(REQUIRED WORK) Pick the lines holding the string "Group" out of the records and copy them.

Excerpts from a transcription dataset:
* * * * * * *
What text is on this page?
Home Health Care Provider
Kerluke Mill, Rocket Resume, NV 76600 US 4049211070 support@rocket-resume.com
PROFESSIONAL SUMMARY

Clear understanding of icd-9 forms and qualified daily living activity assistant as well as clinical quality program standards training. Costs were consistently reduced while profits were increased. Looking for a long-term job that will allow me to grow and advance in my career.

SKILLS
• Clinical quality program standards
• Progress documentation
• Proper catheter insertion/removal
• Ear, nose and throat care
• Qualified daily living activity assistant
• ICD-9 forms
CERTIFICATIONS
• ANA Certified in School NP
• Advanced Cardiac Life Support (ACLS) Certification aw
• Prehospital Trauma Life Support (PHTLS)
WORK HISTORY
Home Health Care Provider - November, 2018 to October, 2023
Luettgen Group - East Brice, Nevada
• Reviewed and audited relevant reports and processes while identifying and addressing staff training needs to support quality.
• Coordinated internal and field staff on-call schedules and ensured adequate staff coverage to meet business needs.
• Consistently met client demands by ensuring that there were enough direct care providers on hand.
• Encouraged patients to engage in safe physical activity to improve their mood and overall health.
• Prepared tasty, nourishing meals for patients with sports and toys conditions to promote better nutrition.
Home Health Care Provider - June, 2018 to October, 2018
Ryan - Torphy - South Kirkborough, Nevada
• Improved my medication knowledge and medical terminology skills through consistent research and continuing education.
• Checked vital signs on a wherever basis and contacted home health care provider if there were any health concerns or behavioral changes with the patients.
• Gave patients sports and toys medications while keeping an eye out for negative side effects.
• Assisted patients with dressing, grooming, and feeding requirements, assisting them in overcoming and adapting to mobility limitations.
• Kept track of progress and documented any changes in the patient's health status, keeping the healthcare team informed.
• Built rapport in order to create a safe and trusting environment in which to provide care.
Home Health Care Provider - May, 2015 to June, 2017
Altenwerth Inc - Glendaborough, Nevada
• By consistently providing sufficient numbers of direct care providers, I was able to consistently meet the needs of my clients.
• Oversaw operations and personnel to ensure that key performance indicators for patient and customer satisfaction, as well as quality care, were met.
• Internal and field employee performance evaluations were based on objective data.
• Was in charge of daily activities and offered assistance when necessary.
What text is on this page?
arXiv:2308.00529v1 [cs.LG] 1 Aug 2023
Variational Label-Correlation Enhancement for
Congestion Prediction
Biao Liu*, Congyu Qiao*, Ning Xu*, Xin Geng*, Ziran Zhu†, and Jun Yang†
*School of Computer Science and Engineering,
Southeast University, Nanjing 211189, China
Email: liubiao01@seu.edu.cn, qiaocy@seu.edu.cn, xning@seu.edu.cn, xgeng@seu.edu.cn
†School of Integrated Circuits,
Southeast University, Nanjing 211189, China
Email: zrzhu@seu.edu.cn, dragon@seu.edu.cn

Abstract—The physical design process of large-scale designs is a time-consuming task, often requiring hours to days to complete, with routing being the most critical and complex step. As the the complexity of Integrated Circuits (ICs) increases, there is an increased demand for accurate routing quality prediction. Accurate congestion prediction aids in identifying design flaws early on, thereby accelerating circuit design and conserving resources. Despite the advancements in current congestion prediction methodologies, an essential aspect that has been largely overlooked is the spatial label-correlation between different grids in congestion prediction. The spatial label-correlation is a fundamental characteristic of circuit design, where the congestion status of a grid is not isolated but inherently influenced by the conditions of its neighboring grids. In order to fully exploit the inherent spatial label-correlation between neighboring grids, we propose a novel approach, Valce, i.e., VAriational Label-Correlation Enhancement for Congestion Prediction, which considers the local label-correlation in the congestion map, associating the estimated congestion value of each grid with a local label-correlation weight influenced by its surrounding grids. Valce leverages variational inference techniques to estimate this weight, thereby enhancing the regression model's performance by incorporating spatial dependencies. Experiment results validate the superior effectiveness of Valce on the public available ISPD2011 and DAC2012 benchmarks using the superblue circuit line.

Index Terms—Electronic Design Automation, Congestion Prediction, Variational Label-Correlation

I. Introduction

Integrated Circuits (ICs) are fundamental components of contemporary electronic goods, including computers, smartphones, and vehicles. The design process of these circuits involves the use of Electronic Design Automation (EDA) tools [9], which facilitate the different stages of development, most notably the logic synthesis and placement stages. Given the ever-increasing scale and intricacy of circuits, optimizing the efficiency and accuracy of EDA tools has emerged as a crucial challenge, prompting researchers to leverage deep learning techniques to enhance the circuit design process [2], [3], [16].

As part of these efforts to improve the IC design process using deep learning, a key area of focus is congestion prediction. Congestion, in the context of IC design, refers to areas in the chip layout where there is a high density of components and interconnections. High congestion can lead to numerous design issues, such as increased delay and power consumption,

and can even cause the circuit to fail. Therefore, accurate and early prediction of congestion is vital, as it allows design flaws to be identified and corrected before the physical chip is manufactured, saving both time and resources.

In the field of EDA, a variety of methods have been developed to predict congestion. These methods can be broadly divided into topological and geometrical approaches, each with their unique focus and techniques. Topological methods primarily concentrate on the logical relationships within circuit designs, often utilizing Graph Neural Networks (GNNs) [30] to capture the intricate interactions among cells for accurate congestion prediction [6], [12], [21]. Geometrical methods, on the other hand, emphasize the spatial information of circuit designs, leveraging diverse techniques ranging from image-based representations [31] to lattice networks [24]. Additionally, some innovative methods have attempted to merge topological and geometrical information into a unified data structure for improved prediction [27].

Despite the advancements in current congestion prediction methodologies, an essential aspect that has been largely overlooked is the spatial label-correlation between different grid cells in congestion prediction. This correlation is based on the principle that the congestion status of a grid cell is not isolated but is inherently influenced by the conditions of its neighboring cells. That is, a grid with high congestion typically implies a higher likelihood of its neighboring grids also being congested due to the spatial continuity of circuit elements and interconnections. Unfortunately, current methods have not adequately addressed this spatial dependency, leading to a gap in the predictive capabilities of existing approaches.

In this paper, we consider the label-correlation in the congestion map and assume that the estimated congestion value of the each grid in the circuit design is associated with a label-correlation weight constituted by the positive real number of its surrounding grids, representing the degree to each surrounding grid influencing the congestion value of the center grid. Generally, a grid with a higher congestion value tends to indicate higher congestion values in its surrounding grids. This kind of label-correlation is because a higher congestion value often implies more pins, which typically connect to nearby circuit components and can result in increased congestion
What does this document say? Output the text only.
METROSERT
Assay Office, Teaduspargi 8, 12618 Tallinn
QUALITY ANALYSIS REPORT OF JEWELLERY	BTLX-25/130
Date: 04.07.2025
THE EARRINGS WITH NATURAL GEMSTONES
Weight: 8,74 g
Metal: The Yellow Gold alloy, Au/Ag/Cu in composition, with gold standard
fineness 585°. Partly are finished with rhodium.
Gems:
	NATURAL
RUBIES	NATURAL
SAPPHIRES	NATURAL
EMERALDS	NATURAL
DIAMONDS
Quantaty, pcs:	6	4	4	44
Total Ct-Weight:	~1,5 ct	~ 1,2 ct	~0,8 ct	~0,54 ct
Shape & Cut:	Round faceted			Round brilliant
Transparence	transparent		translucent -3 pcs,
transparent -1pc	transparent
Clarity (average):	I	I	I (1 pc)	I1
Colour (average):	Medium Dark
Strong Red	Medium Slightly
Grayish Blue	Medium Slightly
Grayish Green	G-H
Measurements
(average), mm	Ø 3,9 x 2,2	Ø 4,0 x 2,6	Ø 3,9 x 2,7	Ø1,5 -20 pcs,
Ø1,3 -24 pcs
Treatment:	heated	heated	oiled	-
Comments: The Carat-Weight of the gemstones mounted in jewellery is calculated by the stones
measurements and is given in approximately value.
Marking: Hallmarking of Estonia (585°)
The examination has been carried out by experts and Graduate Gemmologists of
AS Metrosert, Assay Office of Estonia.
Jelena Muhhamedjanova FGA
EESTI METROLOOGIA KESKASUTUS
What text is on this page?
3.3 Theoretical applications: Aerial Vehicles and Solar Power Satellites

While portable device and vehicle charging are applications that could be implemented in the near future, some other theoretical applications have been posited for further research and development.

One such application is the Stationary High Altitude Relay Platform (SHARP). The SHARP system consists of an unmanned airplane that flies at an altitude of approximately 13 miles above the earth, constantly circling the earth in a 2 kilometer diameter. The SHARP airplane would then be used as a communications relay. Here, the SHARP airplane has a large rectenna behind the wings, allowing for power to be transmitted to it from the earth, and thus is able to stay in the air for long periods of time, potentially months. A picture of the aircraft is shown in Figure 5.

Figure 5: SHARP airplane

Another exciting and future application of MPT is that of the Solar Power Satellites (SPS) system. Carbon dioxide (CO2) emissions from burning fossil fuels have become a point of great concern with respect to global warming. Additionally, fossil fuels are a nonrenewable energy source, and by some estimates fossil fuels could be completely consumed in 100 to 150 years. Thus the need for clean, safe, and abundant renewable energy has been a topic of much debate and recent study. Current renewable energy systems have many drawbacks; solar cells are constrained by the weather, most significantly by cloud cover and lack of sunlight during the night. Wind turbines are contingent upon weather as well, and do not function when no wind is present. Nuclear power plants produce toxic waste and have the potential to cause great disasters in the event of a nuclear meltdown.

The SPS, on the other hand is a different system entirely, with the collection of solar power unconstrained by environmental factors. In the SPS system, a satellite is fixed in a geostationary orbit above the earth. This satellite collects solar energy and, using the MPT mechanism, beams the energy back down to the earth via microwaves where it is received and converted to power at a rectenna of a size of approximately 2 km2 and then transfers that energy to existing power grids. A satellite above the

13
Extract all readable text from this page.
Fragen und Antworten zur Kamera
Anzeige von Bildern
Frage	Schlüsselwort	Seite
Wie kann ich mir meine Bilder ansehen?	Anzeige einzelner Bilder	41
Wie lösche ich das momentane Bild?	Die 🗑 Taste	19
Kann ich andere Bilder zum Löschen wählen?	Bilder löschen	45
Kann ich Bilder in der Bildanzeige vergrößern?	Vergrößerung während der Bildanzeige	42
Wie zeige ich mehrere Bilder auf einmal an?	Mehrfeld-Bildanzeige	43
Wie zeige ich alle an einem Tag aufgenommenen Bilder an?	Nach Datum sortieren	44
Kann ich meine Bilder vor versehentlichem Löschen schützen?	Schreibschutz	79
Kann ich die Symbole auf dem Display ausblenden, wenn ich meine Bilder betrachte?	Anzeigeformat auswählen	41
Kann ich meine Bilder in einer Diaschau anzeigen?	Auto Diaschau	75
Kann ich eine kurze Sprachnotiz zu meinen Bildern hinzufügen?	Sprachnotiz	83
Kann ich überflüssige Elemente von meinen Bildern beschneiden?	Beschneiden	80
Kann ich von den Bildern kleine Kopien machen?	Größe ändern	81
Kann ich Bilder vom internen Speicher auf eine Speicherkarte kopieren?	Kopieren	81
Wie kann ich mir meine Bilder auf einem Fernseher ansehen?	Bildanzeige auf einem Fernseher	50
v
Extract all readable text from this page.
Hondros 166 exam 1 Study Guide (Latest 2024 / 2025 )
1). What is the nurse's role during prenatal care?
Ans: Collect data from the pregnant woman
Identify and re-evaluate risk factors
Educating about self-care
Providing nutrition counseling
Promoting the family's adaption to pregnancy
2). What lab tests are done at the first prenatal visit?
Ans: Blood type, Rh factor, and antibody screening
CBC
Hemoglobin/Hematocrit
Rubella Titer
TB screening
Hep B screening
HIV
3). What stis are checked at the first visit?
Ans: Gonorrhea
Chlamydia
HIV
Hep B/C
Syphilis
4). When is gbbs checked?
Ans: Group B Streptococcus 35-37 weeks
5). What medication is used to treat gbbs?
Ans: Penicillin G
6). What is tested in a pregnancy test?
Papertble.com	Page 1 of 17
* * * * * * *
(ANSWER TO THE EXERCISE)
Luettgen Group - East Brice, Nevada
Ans: Group B Streptococcus 35-37 weeks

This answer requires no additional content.